● Goal: Each line that holds the word "校外的体育与健康课外作业" should be returned.

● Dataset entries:
+ + + + + + +

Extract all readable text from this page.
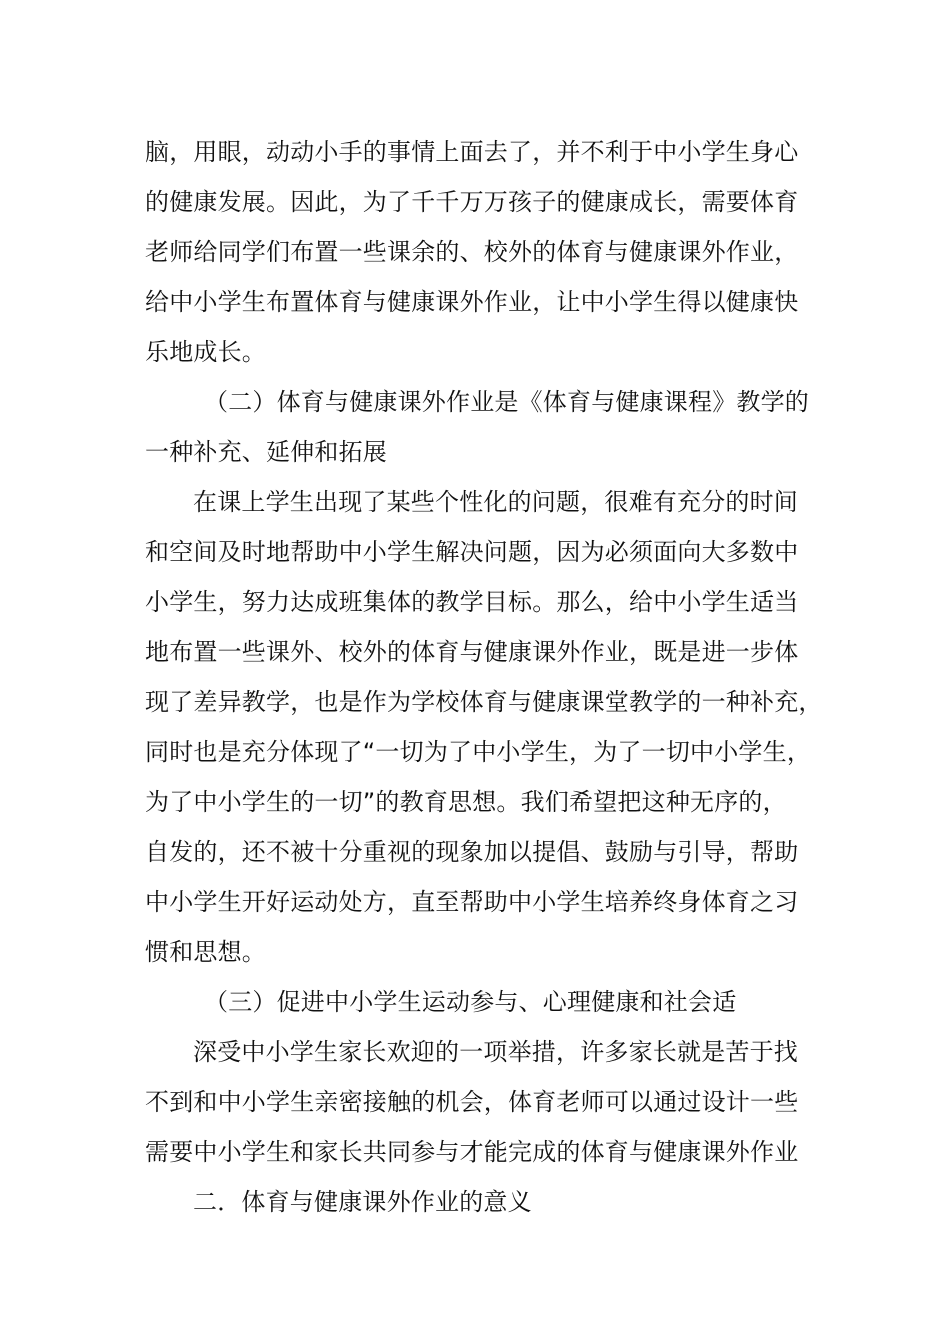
脑，用眼，动动小手的事情上面去了，并不利于中小学生身心
的健康发展。因此，为了千千万万孩子的健康成长，需要体育
老师给同学们布置一些课余的、校外的体育与健康课外作业，
给中小学生布置体育与健康课外作业，让中小学生得以健康快
乐地成长。
（二）体育与健康课外作业是《体育与健康课程》教学的
一种补充、延伸和拓展
在课上学生出现了某些个性化的问题，很难有充分的时间
和空间及时地帮助中小学生解决问题，因为必须面向大多数中
小学生，努力达成班集体的教学目标。那么，给中小学生适当
地布置一些课外、校外的体育与健康课外作业，既是进一步体
现了差异教学，也是作为学校体育与健康课堂教学的一种补充，
同时也是充分体现了“一切为了中小学生，为了一切中小学生，
为了中小学生的一切”的教育思想。我们希望把这种无序的，
自发的，还不被十分重视的现象加以提倡、鼓励与引导，帮助
中小学生开好运动处方，直至帮助中小学生培养终身体育之习
惯和思想。
（三）促进中小学生运动参与、心理健康和社会适
深受中小学生家长欢迎的一项举措，许多家长就是苦于找
不到和中小学生亲密接触的机会，体育老师可以通过设计一些
需要中小学生和家长共同参与才能完成的体育与健康课外作业
二．体育与健康课外作业的意义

+ + + + + + +

● Answer to this problem:
老师给同学们布置一些课余的、校外的体育与健康课外作业，
地布置一些课外、校外的体育与健康课外作业，既是进一步体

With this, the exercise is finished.